■ Rows ■
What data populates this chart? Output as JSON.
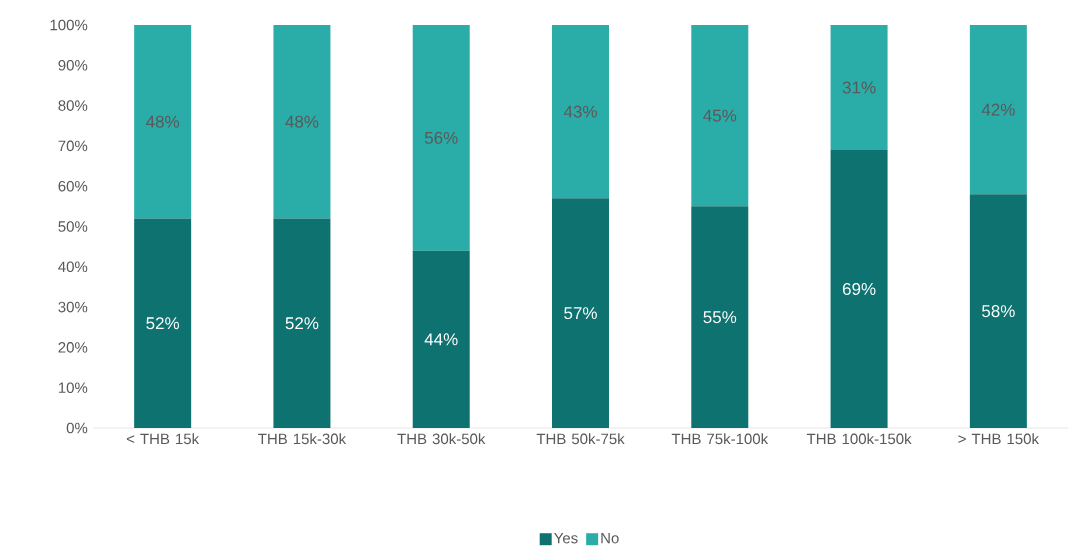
{
  "chart_data": {
    "type": "bar",
    "stacked": true,
    "categories": [
      "< THB 15k",
      "THB 15k-30k",
      "THB 30k-50k",
      "THB 50k-75k",
      "THB 75k-100k",
      "THB 100k-150k",
      "> THB 150k"
    ],
    "series": [
      {
        "name": "Yes",
        "color": "#0e7370",
        "values": [
          52,
          52,
          44,
          57,
          55,
          69,
          58
        ],
        "value_labels": [
          "52%",
          "52%",
          "44%",
          "57%",
          "55%",
          "69%",
          "58%"
        ]
      },
      {
        "name": "No",
        "color": "#2aaca9",
        "values": [
          48,
          48,
          56,
          43,
          45,
          31,
          42
        ],
        "value_labels": [
          "48%",
          "48%",
          "56%",
          "43%",
          "45%",
          "31%",
          "42%"
        ]
      }
    ],
    "ylim": [
      0,
      100
    ],
    "yticks": [
      {
        "value": 0,
        "label": "0%"
      },
      {
        "value": 10,
        "label": "10%"
      },
      {
        "value": 20,
        "label": "20%"
      },
      {
        "value": 30,
        "label": "30%"
      },
      {
        "value": 40,
        "label": "40%"
      },
      {
        "value": 50,
        "label": "50%"
      },
      {
        "value": 60,
        "label": "60%"
      },
      {
        "value": 70,
        "label": "70%"
      },
      {
        "value": 80,
        "label": "80%"
      },
      {
        "value": 90,
        "label": "90%"
      },
      {
        "value": 100,
        "label": "100%"
      }
    ],
    "legend": "bottom"
  }
}
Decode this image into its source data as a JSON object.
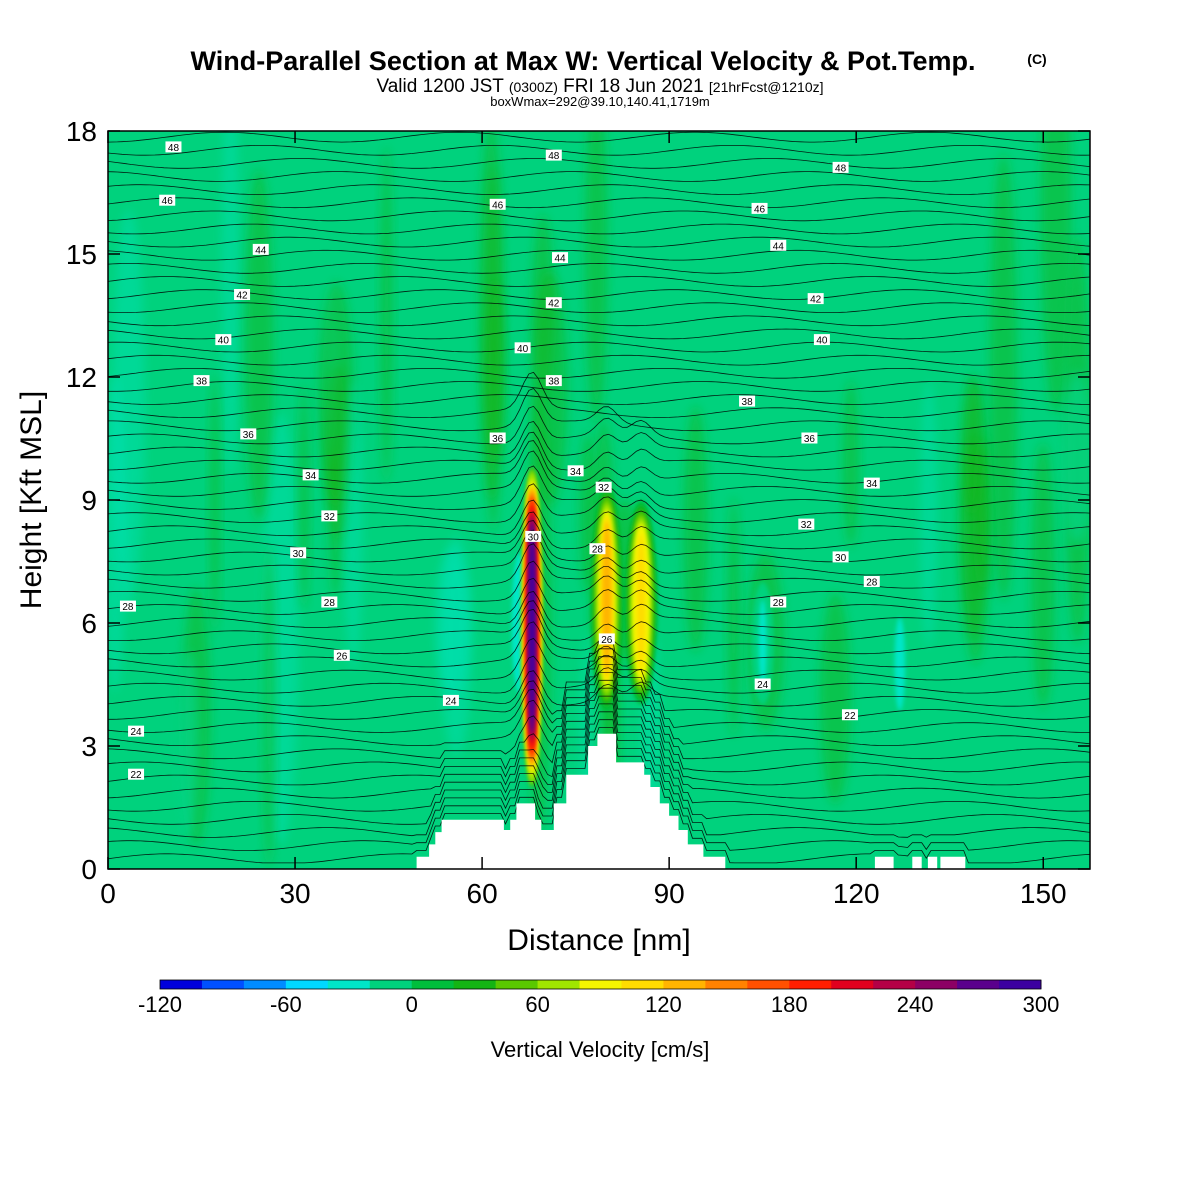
{
  "figure": {
    "title": "Wind-Parallel Section at Max W: Vertical Velocity & Pot.Temp.",
    "title_mark": "(C)",
    "subtitle_parts": [
      "Valid 1200 JST",
      "(0300Z)",
      "FRI 18 Jun 2021",
      "[21hrFcst@1210z]"
    ],
    "subtitle2": "boxWmax=292@39.10,140.41,1719m"
  },
  "chart_data": {
    "type": "heatmap",
    "xlabel": "Distance [nm]",
    "ylabel": "Height [Kft MSL]",
    "xlim": [
      0,
      157.5
    ],
    "ylim": [
      0,
      18
    ],
    "x_ticks": [
      0,
      30,
      60,
      90,
      120,
      150
    ],
    "y_ticks": [
      0,
      3,
      6,
      9,
      12,
      15,
      18
    ],
    "grid": false,
    "background_color": "#00d27d",
    "colorbar": {
      "label": "Vertical Velocity [cm/s]",
      "min": -120,
      "max": 300,
      "step": 20,
      "tick_labels": [
        -120,
        -60,
        0,
        60,
        120,
        180,
        240,
        300
      ],
      "colors": [
        "#0000dc",
        "#0050ff",
        "#008cff",
        "#00d8ff",
        "#00e6c8",
        "#00d27d",
        "#00be3c",
        "#14b414",
        "#5ac800",
        "#a0e600",
        "#f5f500",
        "#ffdc00",
        "#ffb400",
        "#ff8200",
        "#ff5000",
        "#ff1e00",
        "#e1001e",
        "#b40046",
        "#8c0064",
        "#5a008c",
        "#3c00a0"
      ]
    },
    "updrafts": [
      {
        "x": 68,
        "y_bottom": 2.0,
        "y_top": 9.8,
        "peak_w": 292
      },
      {
        "x": 80,
        "y_bottom": 3.8,
        "y_top": 9.4,
        "peak_w": 130
      },
      {
        "x": 85.5,
        "y_bottom": 4.0,
        "y_top": 9.0,
        "peak_w": 120
      }
    ],
    "downdrafts": [
      {
        "x": 66,
        "y_bottom": 4.0,
        "y_top": 8.0,
        "min_w": -45
      },
      {
        "x": 105,
        "y_bottom": 4.0,
        "y_top": 7.0,
        "min_w": -40
      },
      {
        "x": 127,
        "y_bottom": 3.5,
        "y_top": 6.5,
        "min_w": -35
      }
    ],
    "terrain": [
      [
        0,
        0
      ],
      [
        49.5,
        0
      ],
      [
        49.5,
        0.3
      ],
      [
        51.5,
        0.3
      ],
      [
        51.5,
        0.6
      ],
      [
        52.5,
        0.6
      ],
      [
        52.5,
        0.9
      ],
      [
        53.5,
        0.9
      ],
      [
        53.5,
        1.2
      ],
      [
        63.5,
        1.2
      ],
      [
        63.5,
        0.95
      ],
      [
        64.5,
        0.95
      ],
      [
        64.5,
        1.2
      ],
      [
        65.5,
        1.2
      ],
      [
        65.5,
        1.6
      ],
      [
        68.5,
        1.6
      ],
      [
        68.5,
        1.2
      ],
      [
        69.5,
        1.2
      ],
      [
        69.5,
        0.95
      ],
      [
        71.5,
        0.95
      ],
      [
        71.5,
        1.6
      ],
      [
        73.5,
        1.6
      ],
      [
        73.5,
        2.3
      ],
      [
        77,
        2.3
      ],
      [
        77,
        3.0
      ],
      [
        78.5,
        3.0
      ],
      [
        78.5,
        3.3
      ],
      [
        81.5,
        3.3
      ],
      [
        81.5,
        2.6
      ],
      [
        86,
        2.6
      ],
      [
        86,
        2.3
      ],
      [
        87,
        2.3
      ],
      [
        87,
        2.0
      ],
      [
        88.5,
        2.0
      ],
      [
        88.5,
        1.6
      ],
      [
        90,
        1.6
      ],
      [
        90,
        1.3
      ],
      [
        91.5,
        1.3
      ],
      [
        91.5,
        0.95
      ],
      [
        93,
        0.95
      ],
      [
        93,
        0.6
      ],
      [
        95.5,
        0.6
      ],
      [
        95.5,
        0.3
      ],
      [
        99,
        0.3
      ],
      [
        99,
        0
      ],
      [
        123,
        0
      ],
      [
        123,
        0.3
      ],
      [
        126,
        0.3
      ],
      [
        126,
        0
      ],
      [
        129,
        0
      ],
      [
        129,
        0.3
      ],
      [
        130.5,
        0.3
      ],
      [
        130.5,
        0
      ],
      [
        131.5,
        0
      ],
      [
        131.5,
        0.3
      ],
      [
        133,
        0.3
      ],
      [
        133,
        0
      ],
      [
        133.5,
        0
      ],
      [
        133.5,
        0.3
      ],
      [
        137.5,
        0.3
      ],
      [
        137.5,
        0
      ],
      [
        157.5,
        0
      ]
    ],
    "isentrope_labels": [
      {
        "value": "48",
        "x": 10.5,
        "y": 17.6
      },
      {
        "value": "48",
        "x": 71.5,
        "y": 17.4
      },
      {
        "value": "48",
        "x": 117.5,
        "y": 17.1
      },
      {
        "value": "46",
        "x": 9.5,
        "y": 16.3
      },
      {
        "value": "46",
        "x": 62.5,
        "y": 16.2
      },
      {
        "value": "46",
        "x": 104.5,
        "y": 16.1
      },
      {
        "value": "44",
        "x": 24.5,
        "y": 15.1
      },
      {
        "value": "44",
        "x": 72.5,
        "y": 14.9
      },
      {
        "value": "44",
        "x": 107.5,
        "y": 15.2
      },
      {
        "value": "42",
        "x": 21.5,
        "y": 14.0
      },
      {
        "value": "42",
        "x": 71.5,
        "y": 13.8
      },
      {
        "value": "42",
        "x": 113.5,
        "y": 13.9
      },
      {
        "value": "40",
        "x": 18.5,
        "y": 12.9
      },
      {
        "value": "40",
        "x": 66.5,
        "y": 12.7
      },
      {
        "value": "40",
        "x": 114.5,
        "y": 12.9
      },
      {
        "value": "38",
        "x": 15,
        "y": 11.9
      },
      {
        "value": "38",
        "x": 71.5,
        "y": 11.9
      },
      {
        "value": "38",
        "x": 102.5,
        "y": 11.4
      },
      {
        "value": "36",
        "x": 22.5,
        "y": 10.6
      },
      {
        "value": "36",
        "x": 62.5,
        "y": 10.5
      },
      {
        "value": "36",
        "x": 112.5,
        "y": 10.5
      },
      {
        "value": "34",
        "x": 32.5,
        "y": 9.6
      },
      {
        "value": "34",
        "x": 75,
        "y": 9.7
      },
      {
        "value": "34",
        "x": 122.5,
        "y": 9.4
      },
      {
        "value": "32",
        "x": 35.5,
        "y": 8.6
      },
      {
        "value": "32",
        "x": 79.5,
        "y": 9.3
      },
      {
        "value": "32",
        "x": 112,
        "y": 8.4
      },
      {
        "value": "30",
        "x": 30.5,
        "y": 7.7
      },
      {
        "value": "30",
        "x": 68.2,
        "y": 8.1
      },
      {
        "value": "30",
        "x": 117.5,
        "y": 7.6
      },
      {
        "value": "28",
        "x": 3.2,
        "y": 6.4
      },
      {
        "value": "28",
        "x": 35.5,
        "y": 6.5
      },
      {
        "value": "28",
        "x": 78.5,
        "y": 7.8
      },
      {
        "value": "28",
        "x": 107.5,
        "y": 6.5
      },
      {
        "value": "28",
        "x": 122.5,
        "y": 7.0
      },
      {
        "value": "26",
        "x": 37.5,
        "y": 5.2
      },
      {
        "value": "26",
        "x": 80,
        "y": 5.6
      },
      {
        "value": "24",
        "x": 4.5,
        "y": 3.35
      },
      {
        "value": "24",
        "x": 55,
        "y": 4.1
      },
      {
        "value": "24",
        "x": 105,
        "y": 4.5
      },
      {
        "value": "22",
        "x": 4.5,
        "y": 2.3
      },
      {
        "value": "22",
        "x": 119,
        "y": 3.75
      }
    ]
  }
}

■ Prompt ■
Read the entries and pick out all lines that include the word "this".

■ Finished task ■
What data populates this chart? Output as JSON.
Decode this image into its source data as a JSON object.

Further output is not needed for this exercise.